**Your objective:** Reproduce each listing below, replacing every occurrence of "resize-handle" with "scale-handle" and keeping everything else the same. Omit the pictures from your answer.

Annotated element listings:
=======

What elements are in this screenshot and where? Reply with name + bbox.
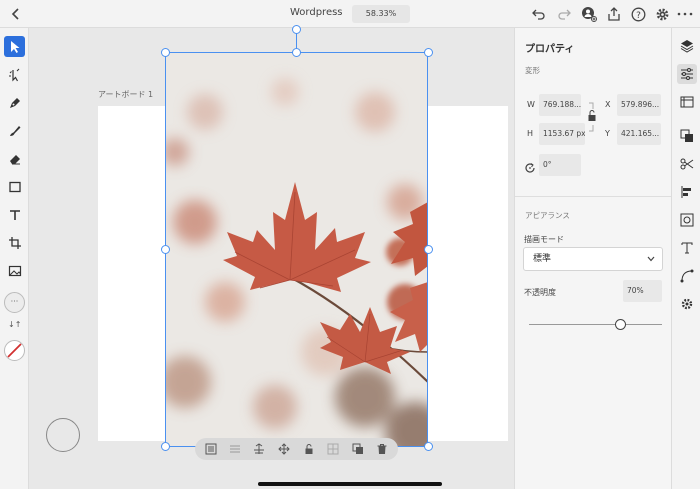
swap-colors-icon[interactable]: ↓↑: [8, 320, 21, 332]
svg-text:?: ?: [636, 10, 641, 20]
resize-handle[interactable]: [161, 245, 170, 254]
height-field[interactable]: 1153.67 px: [539, 123, 585, 145]
share-icon[interactable]: [605, 5, 623, 23]
blend-mode-value: 標準: [533, 254, 552, 264]
text-icon[interactable]: [4, 204, 25, 225]
crop-icon[interactable]: [4, 232, 25, 253]
image-icon[interactable]: [4, 260, 25, 281]
pen-icon[interactable]: [4, 92, 25, 113]
help-icon[interactable]: ?: [629, 5, 647, 23]
target-icon[interactable]: [677, 210, 697, 230]
opacity-label: 不透明度: [524, 288, 556, 297]
width-label: W: [527, 100, 535, 109]
properties-icon[interactable]: [677, 64, 697, 84]
cut-icon[interactable]: [677, 154, 697, 174]
opacity-slider-track[interactable]: [529, 324, 662, 325]
y-label: Y: [605, 129, 610, 138]
rotate-handle[interactable]: [292, 25, 301, 34]
resize-handle[interactable]: [424, 48, 433, 57]
chevron-down-icon: [647, 256, 655, 262]
select-arrow-icon[interactable]: [4, 36, 25, 57]
plugins-icon[interactable]: [677, 294, 697, 314]
rotation-field[interactable]: 0°: [539, 154, 581, 176]
chevron-left-icon[interactable]: [8, 5, 24, 23]
x-field[interactable]: 579.896...: [617, 94, 661, 116]
lock-icon[interactable]: [301, 441, 317, 457]
settings-icon[interactable]: [653, 5, 671, 23]
resize-handle[interactable]: [424, 245, 433, 254]
height-label: H: [527, 129, 534, 138]
fill-color-swatch[interactable]: ···: [4, 292, 25, 313]
resize-handle[interactable]: [161, 48, 170, 57]
undo-icon[interactable]: [530, 5, 548, 23]
x-label: X: [605, 100, 611, 109]
add-user-icon[interactable]: [580, 5, 598, 23]
more-icon[interactable]: [675, 5, 695, 23]
home-indicator: [258, 482, 442, 486]
context-toolbar: [195, 438, 398, 460]
opacity-field[interactable]: 70%: [623, 280, 662, 302]
stroke-color-swatch[interactable]: [4, 340, 25, 361]
assets-icon[interactable]: [677, 126, 697, 146]
redo-icon[interactable]: [555, 5, 573, 23]
left-toolbar: ··· ↓↑: [0, 28, 29, 489]
duplicate-icon[interactable]: [350, 441, 366, 457]
eraser-icon[interactable]: [4, 148, 25, 169]
grid-icon[interactable]: [325, 441, 341, 457]
brush-icon[interactable]: [4, 120, 25, 141]
width-field[interactable]: 769.188...: [539, 94, 581, 116]
right-icon-bar: [671, 28, 700, 489]
layers-icon[interactable]: [677, 36, 697, 56]
trash-icon[interactable]: [374, 441, 390, 457]
artboard-label[interactable]: アートボード 1: [98, 89, 153, 100]
y-field[interactable]: 421.165...: [617, 123, 661, 145]
align-left-icon[interactable]: [677, 182, 697, 202]
blend-mode-select[interactable]: 標準: [523, 247, 663, 271]
mask-icon[interactable]: [203, 441, 219, 457]
move-icon[interactable]: [276, 441, 292, 457]
resize-handle[interactable]: [424, 442, 433, 451]
touch-shortcut-button[interactable]: [46, 418, 80, 452]
stack-icon[interactable]: [251, 441, 267, 457]
app-window: Wordpress 58.33% ? ··· ↓↑ アートボード 1 プロパティ…: [0, 0, 700, 489]
resize-handle[interactable]: [292, 48, 301, 57]
direct-select-icon[interactable]: [4, 64, 25, 85]
lock-aspect-icon[interactable]: [587, 102, 597, 132]
panel-title: プロパティ: [525, 44, 575, 55]
path-icon[interactable]: [677, 266, 697, 286]
document-title: Wordpress: [290, 7, 343, 18]
selection-box[interactable]: [165, 52, 428, 447]
blend-mode-label: 描画モード: [524, 235, 564, 244]
appearance-section-title: アピアランス: [525, 211, 570, 220]
top-bar: Wordpress 58.33% ?: [0, 0, 700, 28]
align-icon[interactable]: [227, 441, 243, 457]
section-divider: [515, 196, 672, 197]
opacity-slider-thumb[interactable]: [615, 319, 626, 330]
rectangle-icon[interactable]: [4, 176, 25, 197]
rotate-icon: [524, 159, 536, 173]
transform-section-title: 変形: [525, 66, 540, 75]
type-icon[interactable]: [677, 238, 697, 258]
zoom-level[interactable]: 58.33%: [352, 5, 410, 23]
resize-handle[interactable]: [161, 442, 170, 451]
libraries-icon[interactable]: [677, 92, 697, 112]
properties-panel: プロパティ 変形 W 769.188... X 579.896... H 115…: [514, 28, 672, 489]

=======

**Response:**
What elements are in this screenshot and where? Reply with name + bbox.
swap-colors-icon[interactable]: ↓↑: [8, 320, 21, 332]
svg-text:?: ?: [636, 10, 641, 20]
scale-handle[interactable]: [161, 245, 170, 254]
height-field[interactable]: 1153.67 px: [539, 123, 585, 145]
share-icon[interactable]: [605, 5, 623, 23]
blend-mode-value: 標準: [533, 254, 552, 264]
text-icon[interactable]: [4, 204, 25, 225]
crop-icon[interactable]: [4, 232, 25, 253]
image-icon[interactable]: [4, 260, 25, 281]
pen-icon[interactable]: [4, 92, 25, 113]
help-icon[interactable]: ?: [629, 5, 647, 23]
target-icon[interactable]: [677, 210, 697, 230]
opacity-label: 不透明度: [524, 288, 556, 297]
width-label: W: [527, 100, 535, 109]
properties-icon[interactable]: [677, 64, 697, 84]
cut-icon[interactable]: [677, 154, 697, 174]
opacity-slider-track[interactable]: [529, 324, 662, 325]
y-label: Y: [605, 129, 610, 138]
rotate-handle[interactable]: [292, 25, 301, 34]
scale-handle[interactable]: [424, 48, 433, 57]
chevron-down-icon: [647, 256, 655, 262]
select-arrow-icon[interactable]: [4, 36, 25, 57]
plugins-icon[interactable]: [677, 294, 697, 314]
rotation-field[interactable]: 0°: [539, 154, 581, 176]
chevron-left-icon[interactable]: [8, 5, 24, 23]
x-field[interactable]: 579.896...: [617, 94, 661, 116]
lock-icon[interactable]: [301, 441, 317, 457]
settings-icon[interactable]: [653, 5, 671, 23]
scale-handle[interactable]: [424, 245, 433, 254]
height-label: H: [527, 129, 534, 138]
fill-color-swatch[interactable]: ···: [4, 292, 25, 313]
scale-handle[interactable]: [161, 48, 170, 57]
undo-icon[interactable]: [530, 5, 548, 23]
x-label: X: [605, 100, 611, 109]
add-user-icon[interactable]: [580, 5, 598, 23]
more-icon[interactable]: [675, 5, 695, 23]
home-indicator: [258, 482, 442, 486]
context-toolbar: [195, 438, 398, 460]
opacity-field[interactable]: 70%: [623, 280, 662, 302]
stroke-color-swatch[interactable]: [4, 340, 25, 361]
assets-icon[interactable]: [677, 126, 697, 146]
redo-icon[interactable]: [555, 5, 573, 23]
left-toolbar: ··· ↓↑: [0, 28, 29, 489]
duplicate-icon[interactable]: [350, 441, 366, 457]
eraser-icon[interactable]: [4, 148, 25, 169]
grid-icon[interactable]: [325, 441, 341, 457]
brush-icon[interactable]: [4, 120, 25, 141]
width-field[interactable]: 769.188...: [539, 94, 581, 116]
right-icon-bar: [671, 28, 700, 489]
layers-icon[interactable]: [677, 36, 697, 56]
trash-icon[interactable]: [374, 441, 390, 457]
artboard-label[interactable]: アートボード 1: [98, 89, 153, 100]
y-field[interactable]: 421.165...: [617, 123, 661, 145]
align-left-icon[interactable]: [677, 182, 697, 202]
blend-mode-select[interactable]: 標準: [523, 247, 663, 271]
mask-icon[interactable]: [203, 441, 219, 457]
move-icon[interactable]: [276, 441, 292, 457]
scale-handle[interactable]: [424, 442, 433, 451]
touch-shortcut-button[interactable]: [46, 418, 80, 452]
stack-icon[interactable]: [251, 441, 267, 457]
app-window: Wordpress 58.33% ? ··· ↓↑ アートボード 1 プロパティ…: [0, 0, 700, 489]
scale-handle[interactable]: [292, 48, 301, 57]
direct-select-icon[interactable]: [4, 64, 25, 85]
lock-aspect-icon[interactable]: [587, 102, 597, 132]
panel-title: プロパティ: [525, 44, 575, 55]
path-icon[interactable]: [677, 266, 697, 286]
document-title: Wordpress: [290, 7, 343, 18]
selection-box[interactable]: [165, 52, 428, 447]
blend-mode-label: 描画モード: [524, 235, 564, 244]
appearance-section-title: アピアランス: [525, 211, 570, 220]
top-bar: Wordpress 58.33% ?: [0, 0, 700, 28]
align-icon[interactable]: [227, 441, 243, 457]
section-divider: [515, 196, 672, 197]
opacity-slider-thumb[interactable]: [615, 319, 626, 330]
rectangle-icon[interactable]: [4, 176, 25, 197]
rotate-icon: [524, 159, 536, 173]
transform-section-title: 変形: [525, 66, 540, 75]
type-icon[interactable]: [677, 238, 697, 258]
zoom-level[interactable]: 58.33%: [352, 5, 410, 23]
scale-handle[interactable]: [161, 442, 170, 451]
libraries-icon[interactable]: [677, 92, 697, 112]
properties-panel: プロパティ 変形 W 769.188... X 579.896... H 115…: [514, 28, 672, 489]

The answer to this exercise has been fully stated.